EXERCISE BRIEF:
Restate each entry word for word, leaving nothing out.

SUPPLIED MATERIAL:
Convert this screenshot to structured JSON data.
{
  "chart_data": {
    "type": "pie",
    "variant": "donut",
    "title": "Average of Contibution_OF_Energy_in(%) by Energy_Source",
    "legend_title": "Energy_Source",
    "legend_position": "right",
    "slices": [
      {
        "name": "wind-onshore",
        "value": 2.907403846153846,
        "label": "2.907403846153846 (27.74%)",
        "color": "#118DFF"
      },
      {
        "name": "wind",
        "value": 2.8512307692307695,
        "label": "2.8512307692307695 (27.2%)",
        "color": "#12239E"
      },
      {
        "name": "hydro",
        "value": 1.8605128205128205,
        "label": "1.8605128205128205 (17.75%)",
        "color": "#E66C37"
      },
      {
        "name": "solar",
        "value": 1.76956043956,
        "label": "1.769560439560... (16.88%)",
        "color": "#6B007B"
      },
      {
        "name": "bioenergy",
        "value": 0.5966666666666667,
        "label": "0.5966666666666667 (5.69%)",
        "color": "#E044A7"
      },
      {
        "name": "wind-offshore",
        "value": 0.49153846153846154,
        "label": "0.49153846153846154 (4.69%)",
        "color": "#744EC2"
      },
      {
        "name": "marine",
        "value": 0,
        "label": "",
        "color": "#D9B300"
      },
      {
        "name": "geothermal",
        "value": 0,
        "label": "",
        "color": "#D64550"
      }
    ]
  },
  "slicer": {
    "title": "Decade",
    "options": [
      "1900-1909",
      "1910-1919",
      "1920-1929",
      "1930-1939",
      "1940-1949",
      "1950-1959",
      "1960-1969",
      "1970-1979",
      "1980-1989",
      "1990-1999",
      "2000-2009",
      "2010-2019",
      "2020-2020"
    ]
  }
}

RESULT OF THE TASK:
Convert this screenshot to structured JSON data.
{
  "chart_data": {
    "type": "pie",
    "variant": "donut",
    "title": "Average of Contibution_OF_Energy_in(%) by Energy_Source",
    "legend_title": "Energy_Source",
    "legend_position": "right",
    "slices": [
      {
        "name": "wind-onshore",
        "value": 2.907403846153846,
        "label": "2.907403846153846 (27.74%)",
        "color": "#118DFF"
      },
      {
        "name": "wind",
        "value": 2.8512307692307695,
        "label": "2.8512307692307695 (27.2%)",
        "color": "#12239E"
      },
      {
        "name": "hydro",
        "value": 1.8605128205128205,
        "label": "1.8605128205128205 (17.75%)",
        "color": "#E66C37"
      },
      {
        "name": "solar",
        "value": 1.76956043956,
        "label": "1.769560439560... (16.88%)",
        "color": "#6B007B"
      },
      {
        "name": "bioenergy",
        "value": 0.5966666666666667,
        "label": "0.5966666666666667 (5.69%)",
        "color": "#E044A7"
      },
      {
        "name": "wind-offshore",
        "value": 0.49153846153846154,
        "label": "0.49153846153846154 (4.69%)",
        "color": "#744EC2"
      },
      {
        "name": "marine",
        "value": 0,
        "label": "",
        "color": "#D9B300"
      },
      {
        "name": "geothermal",
        "value": 0,
        "label": "",
        "color": "#D64550"
      }
    ]
  },
  "slicer": {
    "title": "Decade",
    "options": [
      "1900-1909",
      "1910-1919",
      "1920-1929",
      "1930-1939",
      "1940-1949",
      "1950-1959",
      "1960-1969",
      "1970-1979",
      "1980-1989",
      "1990-1999",
      "2000-2009",
      "2010-2019",
      "2020-2020"
    ]
  }
}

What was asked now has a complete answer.